REQUEST -
Scan each line of the records for the word "Correo" and extract the ones that have it.

── MATERIAL SHOWN

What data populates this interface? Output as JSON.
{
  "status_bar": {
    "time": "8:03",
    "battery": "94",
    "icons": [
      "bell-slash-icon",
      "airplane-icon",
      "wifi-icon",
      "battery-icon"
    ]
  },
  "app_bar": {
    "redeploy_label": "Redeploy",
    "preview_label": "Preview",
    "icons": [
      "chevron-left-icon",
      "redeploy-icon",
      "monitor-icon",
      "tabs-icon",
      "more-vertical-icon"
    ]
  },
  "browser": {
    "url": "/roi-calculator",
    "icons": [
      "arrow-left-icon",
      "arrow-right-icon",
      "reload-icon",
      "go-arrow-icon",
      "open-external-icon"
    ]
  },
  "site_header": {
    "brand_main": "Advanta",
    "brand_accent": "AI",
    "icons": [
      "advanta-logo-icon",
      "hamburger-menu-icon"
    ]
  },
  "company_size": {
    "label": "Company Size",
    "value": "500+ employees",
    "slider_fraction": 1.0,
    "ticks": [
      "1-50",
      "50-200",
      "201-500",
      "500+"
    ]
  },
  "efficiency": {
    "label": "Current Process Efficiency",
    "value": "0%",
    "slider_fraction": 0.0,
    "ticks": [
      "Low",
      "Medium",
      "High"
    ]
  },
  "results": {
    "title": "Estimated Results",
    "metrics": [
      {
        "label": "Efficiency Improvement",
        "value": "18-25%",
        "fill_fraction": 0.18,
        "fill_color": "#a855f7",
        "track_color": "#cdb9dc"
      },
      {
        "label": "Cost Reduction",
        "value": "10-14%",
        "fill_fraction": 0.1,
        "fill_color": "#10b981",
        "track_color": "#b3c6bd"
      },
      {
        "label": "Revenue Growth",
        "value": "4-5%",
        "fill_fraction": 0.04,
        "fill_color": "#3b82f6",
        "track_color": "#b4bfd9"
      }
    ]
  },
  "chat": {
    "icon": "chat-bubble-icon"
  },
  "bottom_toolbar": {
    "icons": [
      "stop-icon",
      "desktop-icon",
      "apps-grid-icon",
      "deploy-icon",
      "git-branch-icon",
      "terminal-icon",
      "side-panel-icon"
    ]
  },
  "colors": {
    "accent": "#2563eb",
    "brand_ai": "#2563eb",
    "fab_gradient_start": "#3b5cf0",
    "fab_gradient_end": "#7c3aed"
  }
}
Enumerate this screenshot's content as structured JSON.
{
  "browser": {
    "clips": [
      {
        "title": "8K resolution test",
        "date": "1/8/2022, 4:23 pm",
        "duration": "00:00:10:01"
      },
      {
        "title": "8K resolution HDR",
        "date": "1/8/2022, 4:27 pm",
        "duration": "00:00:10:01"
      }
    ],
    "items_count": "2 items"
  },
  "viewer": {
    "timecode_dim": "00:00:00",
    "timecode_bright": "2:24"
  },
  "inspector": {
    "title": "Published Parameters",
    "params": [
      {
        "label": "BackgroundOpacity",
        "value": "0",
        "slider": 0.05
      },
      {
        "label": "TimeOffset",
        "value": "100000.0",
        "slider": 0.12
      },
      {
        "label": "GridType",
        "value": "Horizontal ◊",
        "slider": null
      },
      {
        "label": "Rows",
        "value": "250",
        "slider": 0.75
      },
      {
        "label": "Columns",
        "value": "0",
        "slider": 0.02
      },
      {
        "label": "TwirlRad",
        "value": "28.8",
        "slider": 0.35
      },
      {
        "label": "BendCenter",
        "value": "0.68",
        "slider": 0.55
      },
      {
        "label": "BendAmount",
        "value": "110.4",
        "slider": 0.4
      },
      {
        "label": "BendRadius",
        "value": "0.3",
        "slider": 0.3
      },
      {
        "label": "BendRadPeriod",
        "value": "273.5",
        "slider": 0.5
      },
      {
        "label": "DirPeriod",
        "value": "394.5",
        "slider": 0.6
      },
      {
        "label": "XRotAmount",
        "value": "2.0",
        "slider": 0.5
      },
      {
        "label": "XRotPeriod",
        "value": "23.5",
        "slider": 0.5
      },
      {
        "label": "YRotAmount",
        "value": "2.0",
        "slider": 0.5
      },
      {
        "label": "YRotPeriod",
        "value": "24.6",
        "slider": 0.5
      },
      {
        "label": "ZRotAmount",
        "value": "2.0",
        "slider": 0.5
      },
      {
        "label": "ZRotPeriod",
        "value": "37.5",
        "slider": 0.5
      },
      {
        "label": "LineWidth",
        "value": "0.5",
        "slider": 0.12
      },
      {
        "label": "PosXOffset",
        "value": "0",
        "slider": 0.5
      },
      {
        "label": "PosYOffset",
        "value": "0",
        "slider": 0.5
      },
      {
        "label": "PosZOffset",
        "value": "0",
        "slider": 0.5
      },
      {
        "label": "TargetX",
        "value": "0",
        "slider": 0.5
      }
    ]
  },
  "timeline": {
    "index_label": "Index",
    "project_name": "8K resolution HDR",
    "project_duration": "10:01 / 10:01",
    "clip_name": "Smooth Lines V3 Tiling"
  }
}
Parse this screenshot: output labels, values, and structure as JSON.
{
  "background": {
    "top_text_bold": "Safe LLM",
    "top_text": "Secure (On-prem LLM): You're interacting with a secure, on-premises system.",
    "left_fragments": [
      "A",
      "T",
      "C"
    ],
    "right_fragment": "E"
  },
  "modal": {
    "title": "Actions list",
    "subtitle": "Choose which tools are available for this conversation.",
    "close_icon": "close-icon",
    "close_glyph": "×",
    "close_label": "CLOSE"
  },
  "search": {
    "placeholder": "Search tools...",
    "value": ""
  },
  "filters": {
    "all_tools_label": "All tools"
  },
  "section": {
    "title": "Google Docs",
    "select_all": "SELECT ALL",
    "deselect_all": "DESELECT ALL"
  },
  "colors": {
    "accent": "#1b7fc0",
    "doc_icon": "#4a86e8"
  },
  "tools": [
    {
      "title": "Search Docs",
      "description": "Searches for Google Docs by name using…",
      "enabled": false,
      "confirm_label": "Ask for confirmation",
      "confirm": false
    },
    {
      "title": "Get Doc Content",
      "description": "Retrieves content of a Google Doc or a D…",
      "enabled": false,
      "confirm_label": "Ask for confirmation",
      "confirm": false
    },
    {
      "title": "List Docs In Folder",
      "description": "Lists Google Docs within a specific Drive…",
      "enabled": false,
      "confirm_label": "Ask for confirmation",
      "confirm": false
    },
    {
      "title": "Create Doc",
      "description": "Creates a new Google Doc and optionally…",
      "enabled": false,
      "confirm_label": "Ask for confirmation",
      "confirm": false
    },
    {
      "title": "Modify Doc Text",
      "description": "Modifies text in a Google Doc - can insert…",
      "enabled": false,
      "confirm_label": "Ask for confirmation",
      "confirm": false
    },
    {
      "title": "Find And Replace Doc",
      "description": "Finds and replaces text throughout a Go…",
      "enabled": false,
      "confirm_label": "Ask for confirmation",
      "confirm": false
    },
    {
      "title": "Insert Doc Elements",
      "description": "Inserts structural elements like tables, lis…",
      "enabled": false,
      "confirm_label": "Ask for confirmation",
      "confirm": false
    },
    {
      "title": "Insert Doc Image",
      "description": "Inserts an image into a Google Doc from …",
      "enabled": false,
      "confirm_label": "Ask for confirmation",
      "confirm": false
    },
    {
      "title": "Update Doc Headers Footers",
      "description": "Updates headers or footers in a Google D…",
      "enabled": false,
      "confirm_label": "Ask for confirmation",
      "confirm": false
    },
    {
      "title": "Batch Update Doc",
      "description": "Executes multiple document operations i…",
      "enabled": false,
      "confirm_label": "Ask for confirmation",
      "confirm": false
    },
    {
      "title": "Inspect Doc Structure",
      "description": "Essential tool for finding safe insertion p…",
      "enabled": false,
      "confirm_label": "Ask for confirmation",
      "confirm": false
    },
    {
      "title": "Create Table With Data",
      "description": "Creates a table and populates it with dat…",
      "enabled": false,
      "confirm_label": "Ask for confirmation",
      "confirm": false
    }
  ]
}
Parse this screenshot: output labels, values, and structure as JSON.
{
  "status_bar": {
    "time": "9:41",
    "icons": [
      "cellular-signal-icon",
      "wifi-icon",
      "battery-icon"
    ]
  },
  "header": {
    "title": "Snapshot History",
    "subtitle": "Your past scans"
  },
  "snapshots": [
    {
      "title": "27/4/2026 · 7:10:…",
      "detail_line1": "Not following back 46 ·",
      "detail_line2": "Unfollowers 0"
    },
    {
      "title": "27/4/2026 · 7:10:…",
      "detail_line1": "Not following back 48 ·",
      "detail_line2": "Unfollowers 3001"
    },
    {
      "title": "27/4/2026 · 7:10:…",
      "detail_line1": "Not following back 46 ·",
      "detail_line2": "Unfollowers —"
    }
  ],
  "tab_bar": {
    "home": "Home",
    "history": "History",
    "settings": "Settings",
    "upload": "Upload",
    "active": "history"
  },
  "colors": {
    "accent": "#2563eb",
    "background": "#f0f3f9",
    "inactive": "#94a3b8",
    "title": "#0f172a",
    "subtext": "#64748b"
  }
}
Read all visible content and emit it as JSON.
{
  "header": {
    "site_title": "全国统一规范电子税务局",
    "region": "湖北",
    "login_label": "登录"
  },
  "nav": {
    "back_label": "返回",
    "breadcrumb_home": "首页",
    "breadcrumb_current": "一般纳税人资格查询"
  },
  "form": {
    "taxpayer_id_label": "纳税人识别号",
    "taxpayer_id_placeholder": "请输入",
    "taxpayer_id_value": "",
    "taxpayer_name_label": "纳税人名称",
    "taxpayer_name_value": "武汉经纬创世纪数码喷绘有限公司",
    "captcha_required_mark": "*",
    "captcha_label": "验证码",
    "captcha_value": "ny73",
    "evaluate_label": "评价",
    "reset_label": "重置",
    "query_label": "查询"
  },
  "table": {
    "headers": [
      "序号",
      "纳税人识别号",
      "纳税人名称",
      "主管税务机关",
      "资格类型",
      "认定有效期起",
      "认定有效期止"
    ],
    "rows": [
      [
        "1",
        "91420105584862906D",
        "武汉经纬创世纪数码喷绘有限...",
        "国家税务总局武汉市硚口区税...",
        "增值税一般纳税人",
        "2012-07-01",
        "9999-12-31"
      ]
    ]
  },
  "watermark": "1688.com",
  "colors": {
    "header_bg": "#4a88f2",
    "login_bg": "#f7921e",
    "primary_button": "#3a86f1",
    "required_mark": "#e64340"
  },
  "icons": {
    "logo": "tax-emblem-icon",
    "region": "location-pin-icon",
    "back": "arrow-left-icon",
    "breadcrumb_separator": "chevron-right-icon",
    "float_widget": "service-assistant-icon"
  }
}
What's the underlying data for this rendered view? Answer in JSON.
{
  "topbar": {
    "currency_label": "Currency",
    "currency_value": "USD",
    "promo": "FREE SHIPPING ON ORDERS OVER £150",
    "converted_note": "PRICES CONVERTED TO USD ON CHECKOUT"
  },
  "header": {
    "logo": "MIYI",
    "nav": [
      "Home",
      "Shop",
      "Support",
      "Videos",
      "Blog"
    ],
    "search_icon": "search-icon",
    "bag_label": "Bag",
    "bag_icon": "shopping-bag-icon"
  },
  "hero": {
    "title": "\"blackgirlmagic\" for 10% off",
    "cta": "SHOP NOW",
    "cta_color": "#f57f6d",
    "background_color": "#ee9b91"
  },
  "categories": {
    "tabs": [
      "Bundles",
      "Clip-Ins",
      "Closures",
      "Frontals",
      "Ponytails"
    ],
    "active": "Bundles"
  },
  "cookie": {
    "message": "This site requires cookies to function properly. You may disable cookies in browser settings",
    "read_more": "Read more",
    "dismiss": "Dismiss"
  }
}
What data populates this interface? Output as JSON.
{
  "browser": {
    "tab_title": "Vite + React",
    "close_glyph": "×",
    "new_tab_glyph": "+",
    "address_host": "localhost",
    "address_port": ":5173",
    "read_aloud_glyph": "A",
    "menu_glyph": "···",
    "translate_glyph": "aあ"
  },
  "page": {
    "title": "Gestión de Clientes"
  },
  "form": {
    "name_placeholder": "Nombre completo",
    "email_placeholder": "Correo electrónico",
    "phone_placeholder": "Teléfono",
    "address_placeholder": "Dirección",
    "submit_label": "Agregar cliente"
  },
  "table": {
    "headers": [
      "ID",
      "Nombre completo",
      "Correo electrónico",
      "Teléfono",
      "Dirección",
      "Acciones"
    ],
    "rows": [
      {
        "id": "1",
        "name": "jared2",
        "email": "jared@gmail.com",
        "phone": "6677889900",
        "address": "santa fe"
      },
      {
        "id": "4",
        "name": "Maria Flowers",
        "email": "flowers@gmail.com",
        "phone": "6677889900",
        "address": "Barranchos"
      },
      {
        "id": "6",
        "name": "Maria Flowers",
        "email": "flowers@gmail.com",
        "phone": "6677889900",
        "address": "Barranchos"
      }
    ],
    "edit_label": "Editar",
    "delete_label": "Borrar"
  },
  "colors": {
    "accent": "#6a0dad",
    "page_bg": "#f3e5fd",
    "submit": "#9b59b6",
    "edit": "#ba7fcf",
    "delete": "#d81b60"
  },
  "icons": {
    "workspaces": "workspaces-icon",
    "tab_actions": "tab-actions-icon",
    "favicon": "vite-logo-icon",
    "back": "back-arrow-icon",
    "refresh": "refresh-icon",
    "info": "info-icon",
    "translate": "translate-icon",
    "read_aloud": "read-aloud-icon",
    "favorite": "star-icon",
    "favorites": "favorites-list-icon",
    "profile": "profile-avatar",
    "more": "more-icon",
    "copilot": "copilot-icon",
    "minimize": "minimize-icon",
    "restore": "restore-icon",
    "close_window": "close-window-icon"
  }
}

────

RESULT FOR THIS TASK -
    "email_placeholder": "Correo electrónico",
      "Correo electrónico",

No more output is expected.